- DO THIS -
Show every line of the records below that contains the word "évènements".
══ TASK MATERIAL
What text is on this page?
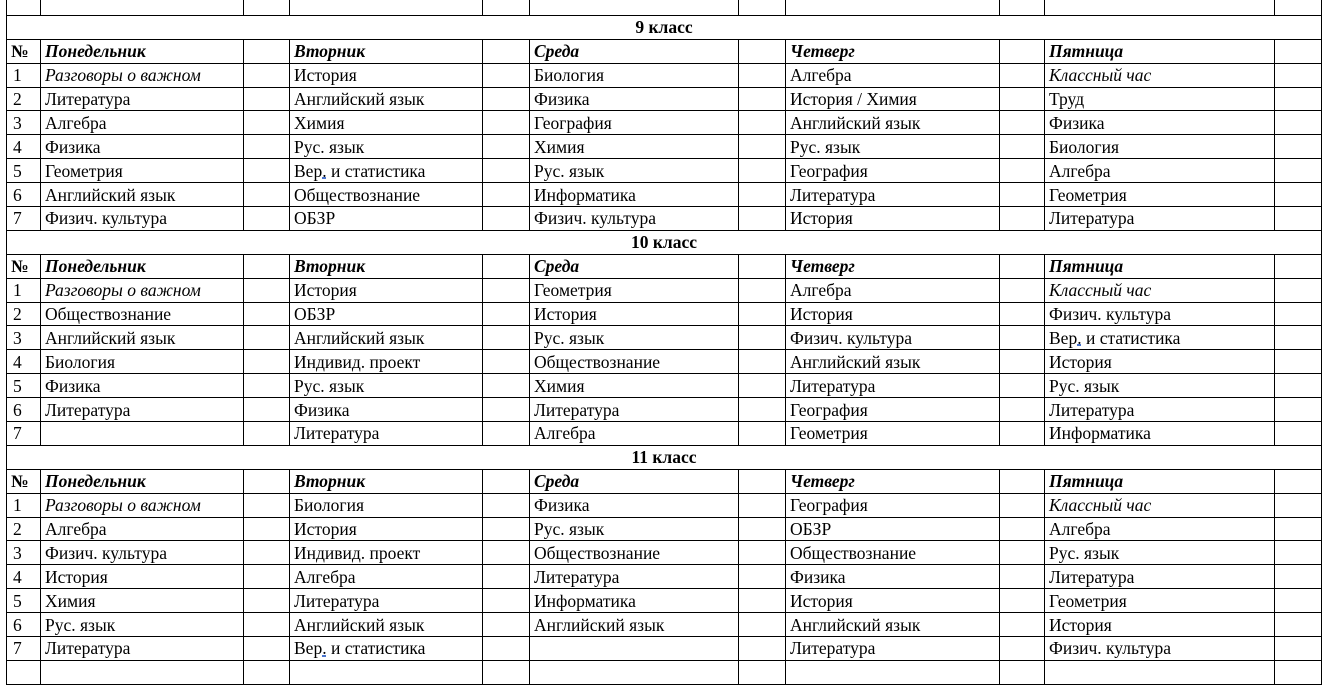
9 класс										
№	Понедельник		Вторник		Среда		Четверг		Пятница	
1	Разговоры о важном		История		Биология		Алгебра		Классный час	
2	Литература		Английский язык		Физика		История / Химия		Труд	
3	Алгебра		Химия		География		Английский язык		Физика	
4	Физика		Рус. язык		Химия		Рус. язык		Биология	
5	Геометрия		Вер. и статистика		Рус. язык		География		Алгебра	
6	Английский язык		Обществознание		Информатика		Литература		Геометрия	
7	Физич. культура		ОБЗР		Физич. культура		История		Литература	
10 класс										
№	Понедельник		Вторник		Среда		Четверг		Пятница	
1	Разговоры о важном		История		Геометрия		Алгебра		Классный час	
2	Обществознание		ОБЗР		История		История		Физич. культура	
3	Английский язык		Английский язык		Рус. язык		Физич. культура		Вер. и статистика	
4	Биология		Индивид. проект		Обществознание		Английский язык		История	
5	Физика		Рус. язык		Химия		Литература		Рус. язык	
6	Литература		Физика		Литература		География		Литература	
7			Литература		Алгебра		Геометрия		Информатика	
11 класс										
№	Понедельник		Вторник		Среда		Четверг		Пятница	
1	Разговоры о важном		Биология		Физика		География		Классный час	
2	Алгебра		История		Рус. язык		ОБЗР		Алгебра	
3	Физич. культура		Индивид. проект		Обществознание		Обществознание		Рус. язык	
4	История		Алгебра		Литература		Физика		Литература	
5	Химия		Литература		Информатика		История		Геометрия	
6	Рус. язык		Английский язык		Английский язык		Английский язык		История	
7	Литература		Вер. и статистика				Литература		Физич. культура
════
══ TASK MATERIAL
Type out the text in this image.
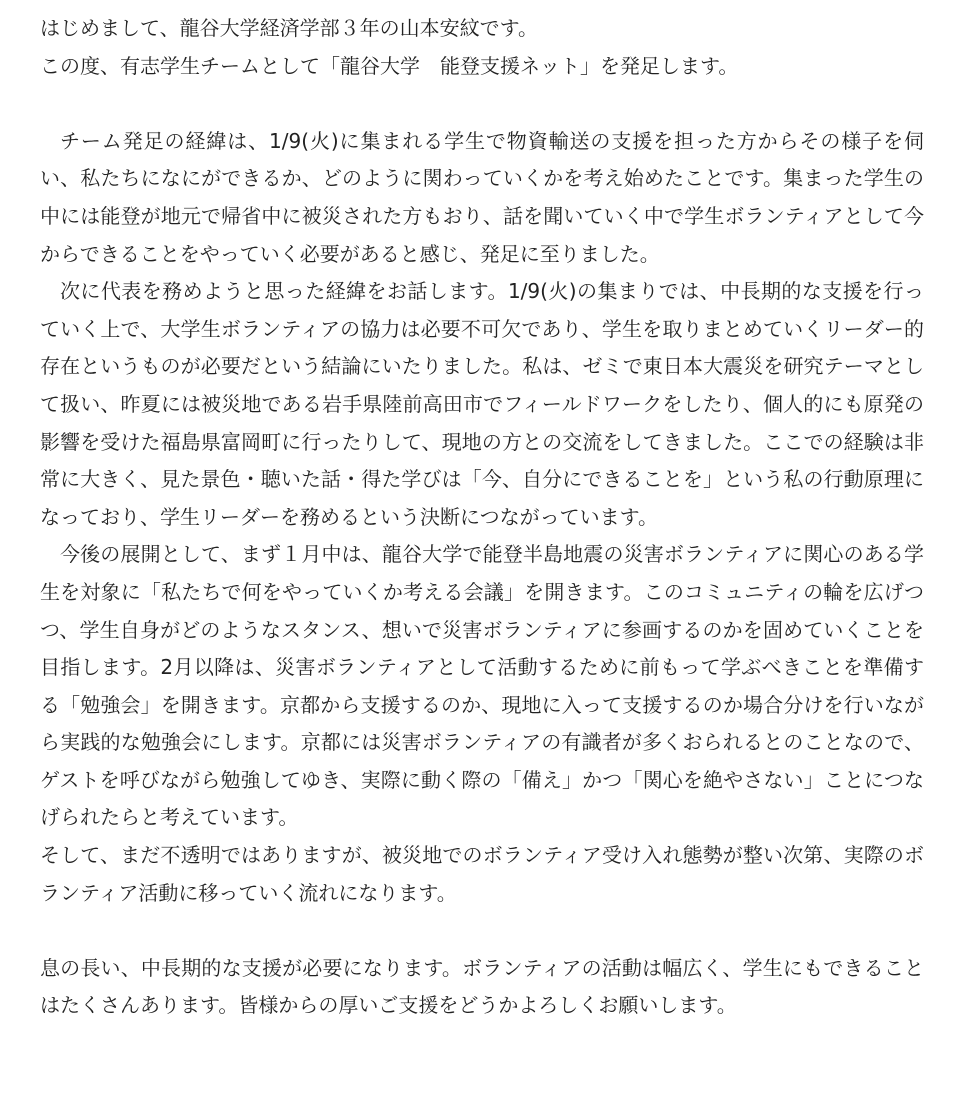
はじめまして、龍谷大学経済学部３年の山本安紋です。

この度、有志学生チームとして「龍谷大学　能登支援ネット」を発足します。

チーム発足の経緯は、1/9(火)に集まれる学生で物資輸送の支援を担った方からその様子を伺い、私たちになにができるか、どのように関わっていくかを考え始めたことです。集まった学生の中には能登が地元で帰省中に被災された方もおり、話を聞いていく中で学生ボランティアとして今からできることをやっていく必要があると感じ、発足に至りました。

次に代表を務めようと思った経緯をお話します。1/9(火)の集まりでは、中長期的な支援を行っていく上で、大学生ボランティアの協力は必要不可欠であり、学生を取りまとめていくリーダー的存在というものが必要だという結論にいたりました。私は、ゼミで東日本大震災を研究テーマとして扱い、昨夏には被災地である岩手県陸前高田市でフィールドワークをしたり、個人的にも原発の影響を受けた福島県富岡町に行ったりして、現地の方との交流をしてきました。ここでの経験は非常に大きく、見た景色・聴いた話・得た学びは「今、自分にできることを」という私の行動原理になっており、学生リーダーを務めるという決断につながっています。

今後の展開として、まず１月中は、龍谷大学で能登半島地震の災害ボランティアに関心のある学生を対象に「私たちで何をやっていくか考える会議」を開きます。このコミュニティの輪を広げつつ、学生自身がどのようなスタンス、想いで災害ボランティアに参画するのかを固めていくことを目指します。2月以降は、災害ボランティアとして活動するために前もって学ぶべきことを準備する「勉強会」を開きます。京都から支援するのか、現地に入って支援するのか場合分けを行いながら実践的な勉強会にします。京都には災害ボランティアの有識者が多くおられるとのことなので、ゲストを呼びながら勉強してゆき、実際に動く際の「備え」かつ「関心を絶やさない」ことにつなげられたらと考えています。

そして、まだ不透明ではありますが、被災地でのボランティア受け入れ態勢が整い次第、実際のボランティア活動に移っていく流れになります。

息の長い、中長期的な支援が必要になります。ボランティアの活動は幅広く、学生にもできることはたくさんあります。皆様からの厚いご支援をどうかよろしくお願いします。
════
══ TASK MATERIAL
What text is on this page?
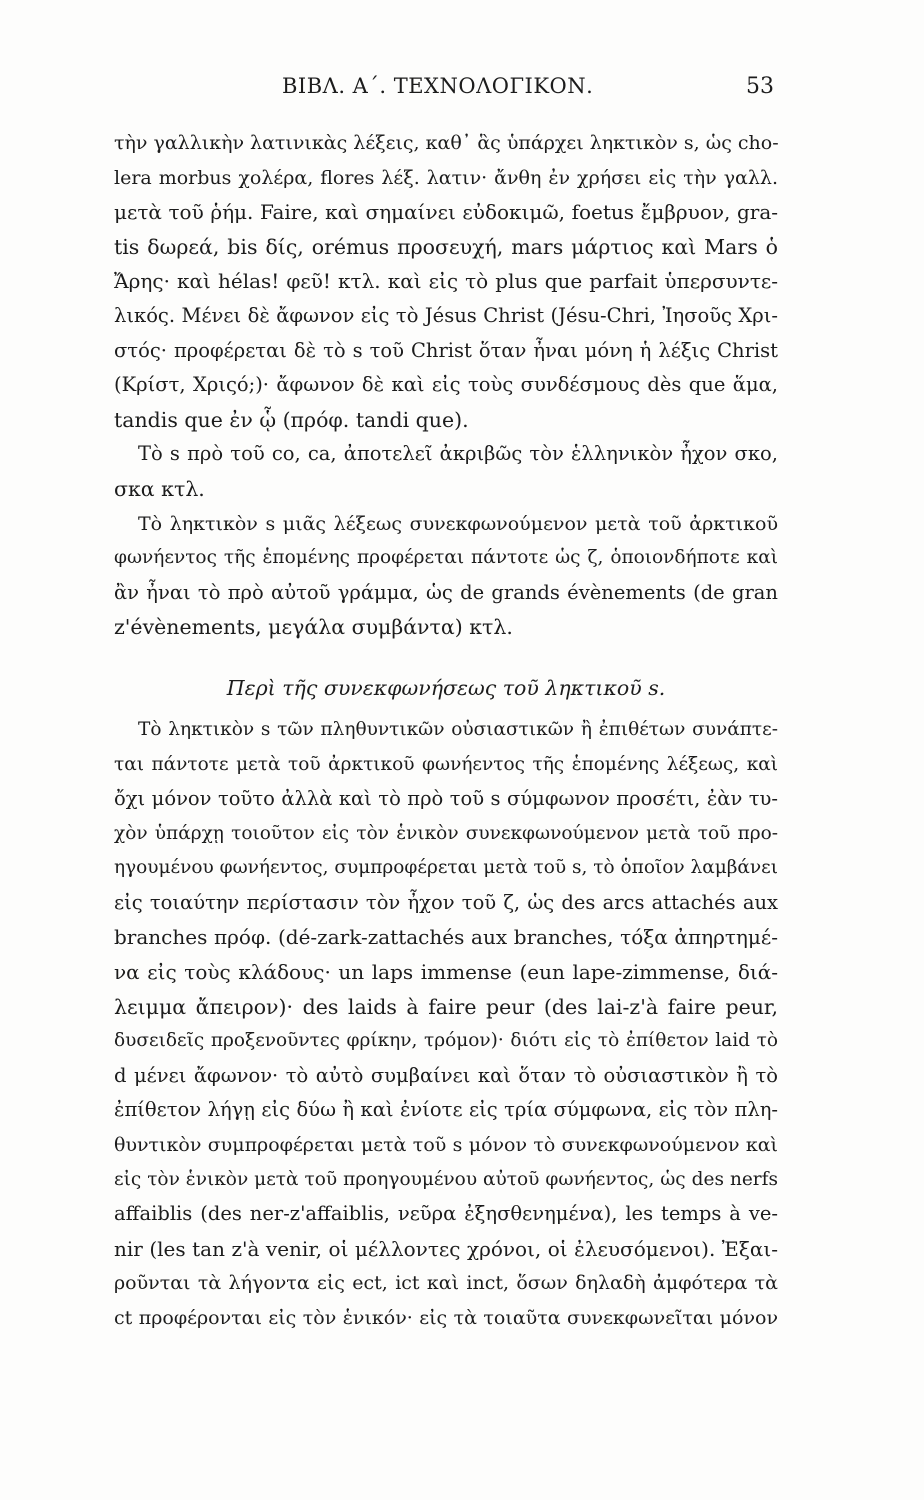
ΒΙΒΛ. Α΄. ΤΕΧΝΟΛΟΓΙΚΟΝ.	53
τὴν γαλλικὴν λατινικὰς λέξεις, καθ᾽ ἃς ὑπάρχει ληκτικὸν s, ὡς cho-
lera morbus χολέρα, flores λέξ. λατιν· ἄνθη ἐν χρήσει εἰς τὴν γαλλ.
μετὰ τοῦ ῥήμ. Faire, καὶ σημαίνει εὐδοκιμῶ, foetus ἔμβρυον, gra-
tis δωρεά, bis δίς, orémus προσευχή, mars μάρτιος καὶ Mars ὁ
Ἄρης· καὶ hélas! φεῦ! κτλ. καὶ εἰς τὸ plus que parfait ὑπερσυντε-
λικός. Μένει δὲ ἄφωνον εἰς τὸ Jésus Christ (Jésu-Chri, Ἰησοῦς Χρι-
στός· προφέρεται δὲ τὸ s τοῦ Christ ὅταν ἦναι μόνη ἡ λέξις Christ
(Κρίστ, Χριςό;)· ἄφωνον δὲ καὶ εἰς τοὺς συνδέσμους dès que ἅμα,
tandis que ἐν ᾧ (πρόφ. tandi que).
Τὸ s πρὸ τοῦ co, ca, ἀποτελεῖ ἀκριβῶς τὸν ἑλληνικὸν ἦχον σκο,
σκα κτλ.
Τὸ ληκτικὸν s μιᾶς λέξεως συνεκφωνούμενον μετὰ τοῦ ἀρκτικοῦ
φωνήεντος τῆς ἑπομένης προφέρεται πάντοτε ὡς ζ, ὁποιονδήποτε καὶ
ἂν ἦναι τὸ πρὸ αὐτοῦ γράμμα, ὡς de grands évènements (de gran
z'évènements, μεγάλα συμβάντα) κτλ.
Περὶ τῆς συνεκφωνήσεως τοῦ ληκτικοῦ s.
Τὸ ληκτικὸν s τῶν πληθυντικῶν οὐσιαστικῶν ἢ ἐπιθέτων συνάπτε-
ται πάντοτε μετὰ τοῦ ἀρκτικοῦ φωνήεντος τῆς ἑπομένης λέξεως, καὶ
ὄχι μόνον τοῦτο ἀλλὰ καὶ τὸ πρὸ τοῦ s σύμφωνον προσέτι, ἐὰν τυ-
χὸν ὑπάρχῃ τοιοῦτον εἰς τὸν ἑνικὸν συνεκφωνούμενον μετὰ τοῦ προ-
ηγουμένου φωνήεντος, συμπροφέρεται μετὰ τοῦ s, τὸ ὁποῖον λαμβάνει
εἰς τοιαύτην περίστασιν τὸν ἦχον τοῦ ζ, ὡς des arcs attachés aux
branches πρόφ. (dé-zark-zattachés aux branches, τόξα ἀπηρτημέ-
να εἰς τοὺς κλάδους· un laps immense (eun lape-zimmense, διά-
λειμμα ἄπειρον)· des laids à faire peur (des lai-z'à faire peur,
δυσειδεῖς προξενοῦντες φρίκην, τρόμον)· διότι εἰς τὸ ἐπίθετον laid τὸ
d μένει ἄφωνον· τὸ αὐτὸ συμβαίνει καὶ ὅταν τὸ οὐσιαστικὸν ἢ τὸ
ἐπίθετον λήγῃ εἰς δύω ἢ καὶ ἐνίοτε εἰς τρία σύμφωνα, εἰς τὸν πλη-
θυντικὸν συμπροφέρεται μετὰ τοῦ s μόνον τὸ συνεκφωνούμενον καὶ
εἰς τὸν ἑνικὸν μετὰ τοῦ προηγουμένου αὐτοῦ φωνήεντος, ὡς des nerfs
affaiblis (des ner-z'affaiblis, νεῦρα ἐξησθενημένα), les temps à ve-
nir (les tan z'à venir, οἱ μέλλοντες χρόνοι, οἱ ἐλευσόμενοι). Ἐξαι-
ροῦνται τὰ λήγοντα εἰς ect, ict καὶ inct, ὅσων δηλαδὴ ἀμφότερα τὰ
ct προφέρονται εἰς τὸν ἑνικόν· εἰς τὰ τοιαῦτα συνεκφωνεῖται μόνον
════
- WRITTEN RESPONSE -
ἂν ἦναι τὸ πρὸ αὐτοῦ γράμμα, ὡς de grands évènements (de gran
z'évènements, μεγάλα συμβάντα) κτλ.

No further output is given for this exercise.